● TASK DESCRIPTION
Transcribe the material in full, exactly as written.

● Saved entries
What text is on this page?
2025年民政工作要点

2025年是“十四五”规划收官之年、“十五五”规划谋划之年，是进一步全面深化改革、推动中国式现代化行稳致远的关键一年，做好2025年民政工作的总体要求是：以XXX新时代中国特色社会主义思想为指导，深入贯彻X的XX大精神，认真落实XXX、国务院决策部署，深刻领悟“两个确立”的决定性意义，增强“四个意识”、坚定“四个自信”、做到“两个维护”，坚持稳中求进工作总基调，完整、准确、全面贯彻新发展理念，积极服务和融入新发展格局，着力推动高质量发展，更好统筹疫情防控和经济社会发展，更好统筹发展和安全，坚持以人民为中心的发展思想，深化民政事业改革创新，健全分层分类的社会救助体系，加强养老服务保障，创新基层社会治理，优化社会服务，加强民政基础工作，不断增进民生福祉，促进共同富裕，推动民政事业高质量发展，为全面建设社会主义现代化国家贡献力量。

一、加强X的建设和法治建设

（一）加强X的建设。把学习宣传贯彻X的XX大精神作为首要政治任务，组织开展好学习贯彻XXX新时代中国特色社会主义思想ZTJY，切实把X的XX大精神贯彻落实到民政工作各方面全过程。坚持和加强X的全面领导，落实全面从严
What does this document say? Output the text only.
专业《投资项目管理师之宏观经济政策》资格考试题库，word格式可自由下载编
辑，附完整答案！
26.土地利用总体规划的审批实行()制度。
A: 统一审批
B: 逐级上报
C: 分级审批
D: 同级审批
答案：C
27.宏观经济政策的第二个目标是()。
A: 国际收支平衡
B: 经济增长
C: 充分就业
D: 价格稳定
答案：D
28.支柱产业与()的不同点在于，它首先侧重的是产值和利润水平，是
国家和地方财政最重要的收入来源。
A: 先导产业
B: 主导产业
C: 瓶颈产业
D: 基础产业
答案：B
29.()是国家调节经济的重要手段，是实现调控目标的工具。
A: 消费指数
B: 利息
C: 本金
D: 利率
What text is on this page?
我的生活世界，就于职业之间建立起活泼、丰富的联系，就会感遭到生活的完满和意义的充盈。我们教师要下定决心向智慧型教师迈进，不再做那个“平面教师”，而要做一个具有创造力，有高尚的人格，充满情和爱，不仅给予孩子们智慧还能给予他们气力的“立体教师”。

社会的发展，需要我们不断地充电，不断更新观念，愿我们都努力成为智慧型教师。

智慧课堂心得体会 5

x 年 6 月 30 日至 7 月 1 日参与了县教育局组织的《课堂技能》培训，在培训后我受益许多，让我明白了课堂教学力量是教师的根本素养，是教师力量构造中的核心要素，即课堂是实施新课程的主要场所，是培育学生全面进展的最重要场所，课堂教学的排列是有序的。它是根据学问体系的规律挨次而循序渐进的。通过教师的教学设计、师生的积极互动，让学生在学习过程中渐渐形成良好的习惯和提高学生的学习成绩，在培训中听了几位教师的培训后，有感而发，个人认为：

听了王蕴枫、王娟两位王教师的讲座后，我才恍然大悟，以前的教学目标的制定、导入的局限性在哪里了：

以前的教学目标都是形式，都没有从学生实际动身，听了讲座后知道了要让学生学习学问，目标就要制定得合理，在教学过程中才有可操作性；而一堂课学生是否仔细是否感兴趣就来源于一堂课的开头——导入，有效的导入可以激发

● SOLUTION TO THE EXERCISE
What text is on this page?
2025年民政工作要点

2025年是“十四五”规划收官之年、“十五五”规划谋划之年，是进一步全面深化改革、推动中国式现代化行稳致远的关键一年，做好2025年民政工作的总体要求是：以XXX新时代中国特色社会主义思想为指导，深入贯彻X的XX大精神，认真落实XXX、国务院决策部署，深刻领悟“两个确立”的决定性意义，增强“四个意识”、坚定“四个自信”、做到“两个维护”，坚持稳中求进工作总基调，完整、准确、全面贯彻新发展理念，积极服务和融入新发展格局，着力推动高质量发展，更好统筹疫情防控和经济社会发展，更好统筹发展和安全，坚持以人民为中心的发展思想，深化民政事业改革创新，健全分层分类的社会救助体系，加强养老服务保障，创新基层社会治理，优化社会服务，加强民政基础工作，不断增进民生福祉，促进共同富裕，推动民政事业高质量发展，为全面建设社会主义现代化国家贡献力量。

一、加强X的建设和法治建设

（一）加强X的建设。把学习宣传贯彻X的XX大精神作为首要政治任务，组织开展好学习贯彻XXX新时代中国特色社会主义思想ZTJY，切实把X的XX大精神贯彻落实到民政工作各方面全过程。坚持和加强X的全面领导，落实全面从严
What does this document say? Output the text only.
专业《投资项目管理师之宏观经济政策》资格考试题库，word格式可自由下载编
辑，附完整答案！
26.土地利用总体规划的审批实行()制度。
A: 统一审批
B: 逐级上报
C: 分级审批
D: 同级审批
答案：C
27.宏观经济政策的第二个目标是()。
A: 国际收支平衡
B: 经济增长
C: 充分就业
D: 价格稳定
答案：D
28.支柱产业与()的不同点在于，它首先侧重的是产值和利润水平，是
国家和地方财政最重要的收入来源。
A: 先导产业
B: 主导产业
C: 瓶颈产业
D: 基础产业
答案：B
29.()是国家调节经济的重要手段，是实现调控目标的工具。
A: 消费指数
B: 利息
C: 本金
D: 利率
What text is on this page?
我的生活世界，就于职业之间建立起活泼、丰富的联系，就会感遭到生活的完满和意义的充盈。我们教师要下定决心向智慧型教师迈进，不再做那个“平面教师”，而要做一个具有创造力，有高尚的人格，充满情和爱，不仅给予孩子们智慧还能给予他们气力的“立体教师”。

社会的发展，需要我们不断地充电，不断更新观念，愿我们都努力成为智慧型教师。

智慧课堂心得体会 5

x 年 6 月 30 日至 7 月 1 日参与了县教育局组织的《课堂技能》培训，在培训后我受益许多，让我明白了课堂教学力量是教师的根本素养，是教师力量构造中的核心要素，即课堂是实施新课程的主要场所，是培育学生全面进展的最重要场所，课堂教学的排列是有序的。它是根据学问体系的规律挨次而循序渐进的。通过教师的教学设计、师生的积极互动，让学生在学习过程中渐渐形成良好的习惯和提高学生的学习成绩，在培训中听了几位教师的培训后，有感而发，个人认为：

听了王蕴枫、王娟两位王教师的讲座后，我才恍然大悟，以前的教学目标的制定、导入的局限性在哪里了：

以前的教学目标都是形式，都没有从学生实际动身，听了讲座后知道了要让学生学习学问，目标就要制定得合理，在教学过程中才有可操作性；而一堂课学生是否仔细是否感兴趣就来源于一堂课的开头——导入，有效的导入可以激发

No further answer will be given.